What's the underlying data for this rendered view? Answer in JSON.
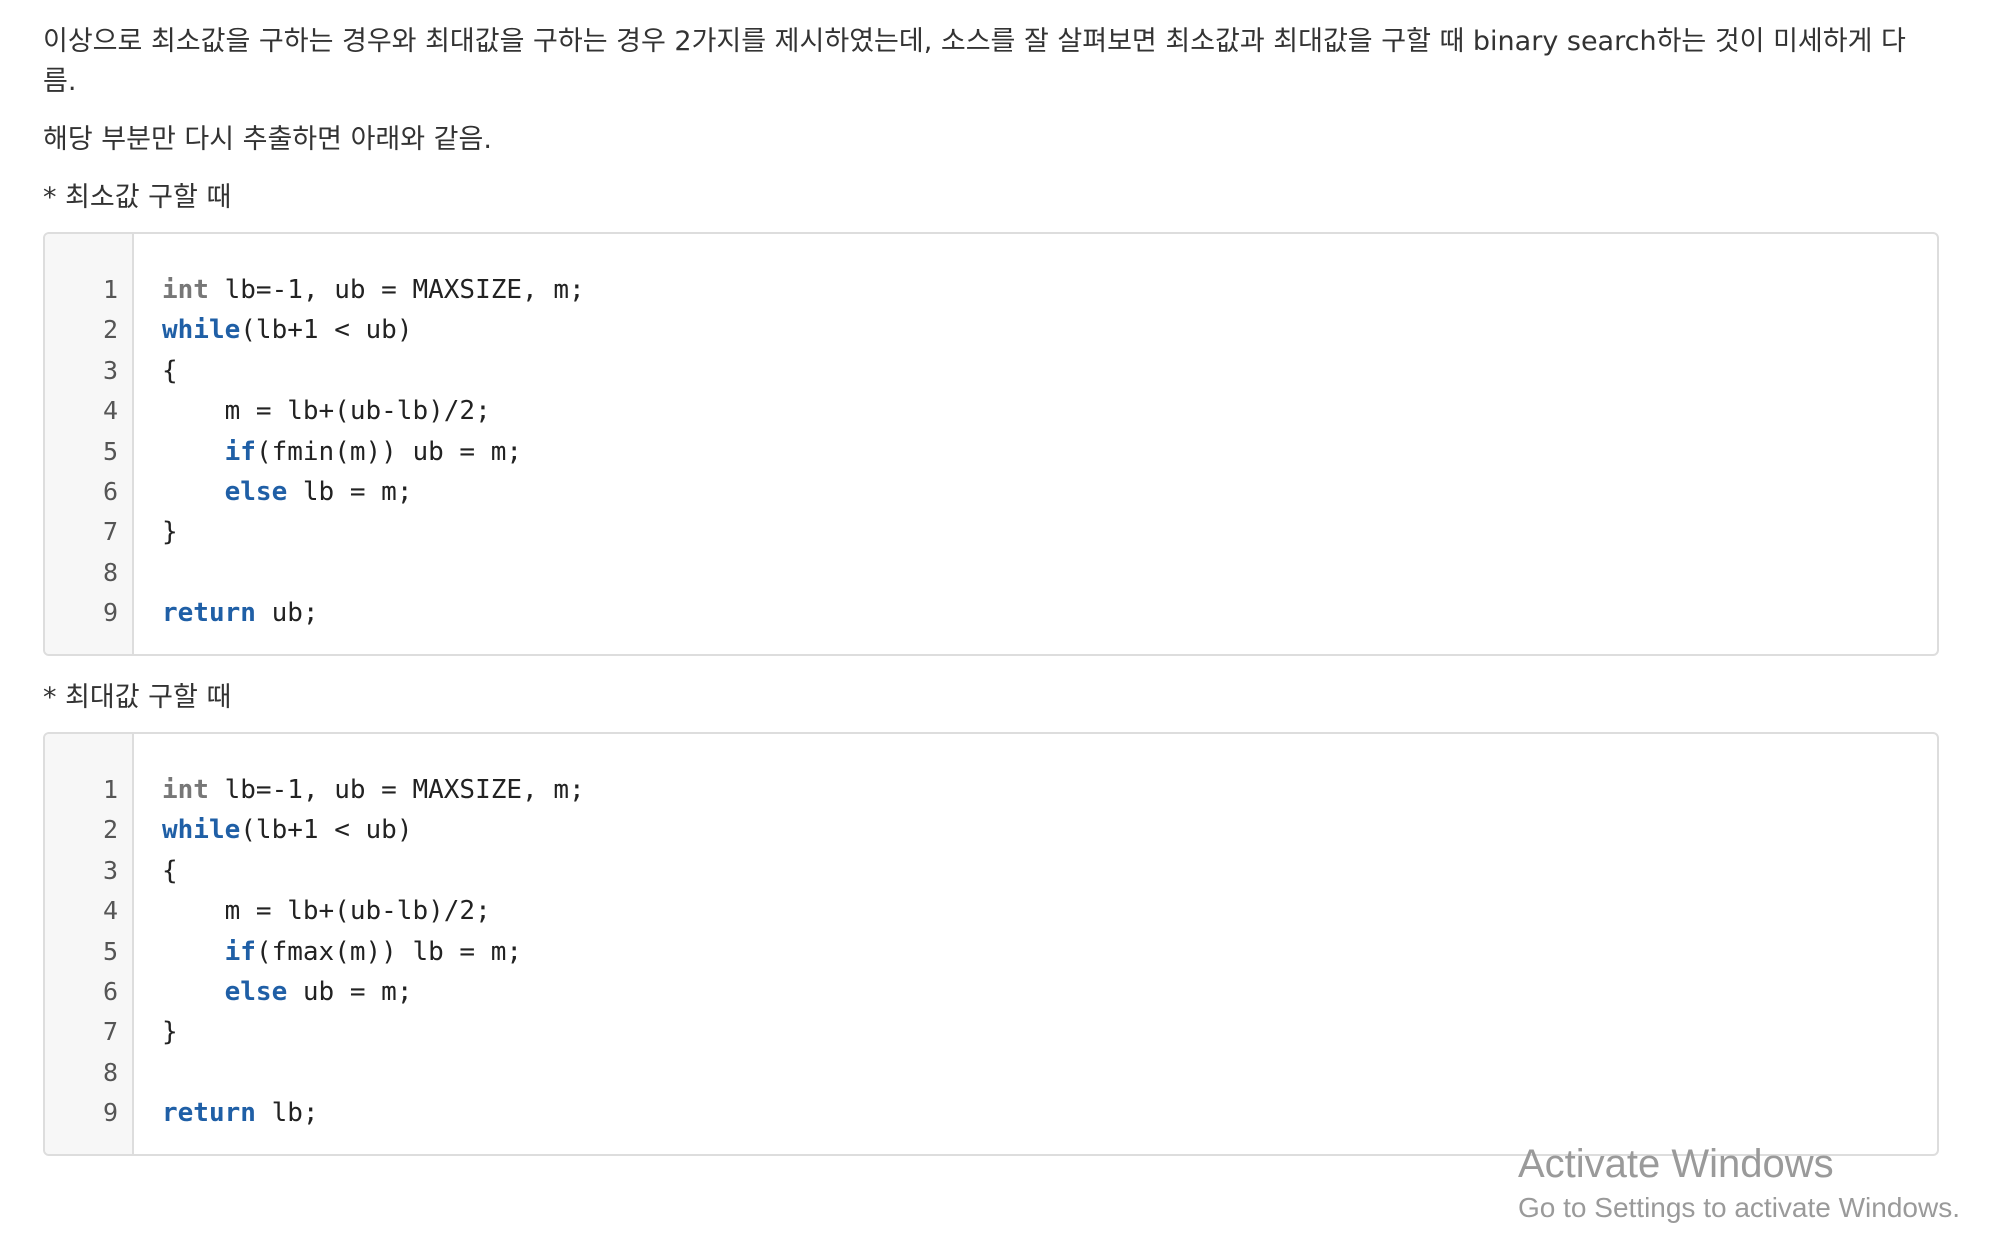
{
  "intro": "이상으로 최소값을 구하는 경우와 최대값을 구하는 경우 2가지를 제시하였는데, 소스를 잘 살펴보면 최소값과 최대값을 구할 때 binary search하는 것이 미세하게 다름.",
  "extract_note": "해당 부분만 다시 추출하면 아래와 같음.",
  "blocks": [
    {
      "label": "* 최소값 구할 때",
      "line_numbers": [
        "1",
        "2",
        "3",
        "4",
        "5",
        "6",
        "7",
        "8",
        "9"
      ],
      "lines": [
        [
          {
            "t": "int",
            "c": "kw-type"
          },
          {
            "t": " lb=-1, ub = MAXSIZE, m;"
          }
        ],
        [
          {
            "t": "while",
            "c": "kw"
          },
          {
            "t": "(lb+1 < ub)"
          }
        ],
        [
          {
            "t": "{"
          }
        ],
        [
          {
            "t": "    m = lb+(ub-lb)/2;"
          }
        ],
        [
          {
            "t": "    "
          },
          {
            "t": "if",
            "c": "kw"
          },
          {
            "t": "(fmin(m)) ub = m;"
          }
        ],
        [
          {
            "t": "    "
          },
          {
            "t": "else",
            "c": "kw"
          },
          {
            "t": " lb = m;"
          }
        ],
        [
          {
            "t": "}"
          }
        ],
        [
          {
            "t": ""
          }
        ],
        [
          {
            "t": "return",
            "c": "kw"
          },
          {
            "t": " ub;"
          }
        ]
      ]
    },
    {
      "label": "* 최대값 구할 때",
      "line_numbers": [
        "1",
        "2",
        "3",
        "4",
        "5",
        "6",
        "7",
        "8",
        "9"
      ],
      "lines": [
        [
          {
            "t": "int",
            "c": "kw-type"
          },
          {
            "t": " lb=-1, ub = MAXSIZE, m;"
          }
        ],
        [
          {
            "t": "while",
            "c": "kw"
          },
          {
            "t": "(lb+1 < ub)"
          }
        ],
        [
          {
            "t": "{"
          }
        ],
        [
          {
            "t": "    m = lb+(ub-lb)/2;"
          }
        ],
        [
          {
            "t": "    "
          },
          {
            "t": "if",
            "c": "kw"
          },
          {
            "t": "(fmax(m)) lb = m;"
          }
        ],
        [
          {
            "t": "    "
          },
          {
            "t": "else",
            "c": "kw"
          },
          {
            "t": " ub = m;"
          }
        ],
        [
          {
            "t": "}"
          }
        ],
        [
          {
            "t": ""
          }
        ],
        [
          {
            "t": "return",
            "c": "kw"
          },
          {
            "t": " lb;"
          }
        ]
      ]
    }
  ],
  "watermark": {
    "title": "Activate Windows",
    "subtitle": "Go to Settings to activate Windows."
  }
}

EXERCISE DETAILS: Drop the images and repeat the data exactly.

TASK SOLUTION:
What's the underlying data for this rendered view? Answer in JSON.
{
  "intro": "이상으로 최소값을 구하는 경우와 최대값을 구하는 경우 2가지를 제시하였는데, 소스를 잘 살펴보면 최소값과 최대값을 구할 때 binary search하는 것이 미세하게 다름.",
  "extract_note": "해당 부분만 다시 추출하면 아래와 같음.",
  "blocks": [
    {
      "label": "* 최소값 구할 때",
      "line_numbers": [
        "1",
        "2",
        "3",
        "4",
        "5",
        "6",
        "7",
        "8",
        "9"
      ],
      "lines": [
        [
          {
            "t": "int",
            "c": "kw-type"
          },
          {
            "t": " lb=-1, ub = MAXSIZE, m;"
          }
        ],
        [
          {
            "t": "while",
            "c": "kw"
          },
          {
            "t": "(lb+1 < ub)"
          }
        ],
        [
          {
            "t": "{"
          }
        ],
        [
          {
            "t": "    m = lb+(ub-lb)/2;"
          }
        ],
        [
          {
            "t": "    "
          },
          {
            "t": "if",
            "c": "kw"
          },
          {
            "t": "(fmin(m)) ub = m;"
          }
        ],
        [
          {
            "t": "    "
          },
          {
            "t": "else",
            "c": "kw"
          },
          {
            "t": " lb = m;"
          }
        ],
        [
          {
            "t": "}"
          }
        ],
        [
          {
            "t": ""
          }
        ],
        [
          {
            "t": "return",
            "c": "kw"
          },
          {
            "t": " ub;"
          }
        ]
      ]
    },
    {
      "label": "* 최대값 구할 때",
      "line_numbers": [
        "1",
        "2",
        "3",
        "4",
        "5",
        "6",
        "7",
        "8",
        "9"
      ],
      "lines": [
        [
          {
            "t": "int",
            "c": "kw-type"
          },
          {
            "t": " lb=-1, ub = MAXSIZE, m;"
          }
        ],
        [
          {
            "t": "while",
            "c": "kw"
          },
          {
            "t": "(lb+1 < ub)"
          }
        ],
        [
          {
            "t": "{"
          }
        ],
        [
          {
            "t": "    m = lb+(ub-lb)/2;"
          }
        ],
        [
          {
            "t": "    "
          },
          {
            "t": "if",
            "c": "kw"
          },
          {
            "t": "(fmax(m)) lb = m;"
          }
        ],
        [
          {
            "t": "    "
          },
          {
            "t": "else",
            "c": "kw"
          },
          {
            "t": " ub = m;"
          }
        ],
        [
          {
            "t": "}"
          }
        ],
        [
          {
            "t": ""
          }
        ],
        [
          {
            "t": "return",
            "c": "kw"
          },
          {
            "t": " lb;"
          }
        ]
      ]
    }
  ],
  "watermark": {
    "title": "Activate Windows",
    "subtitle": "Go to Settings to activate Windows."
  }
}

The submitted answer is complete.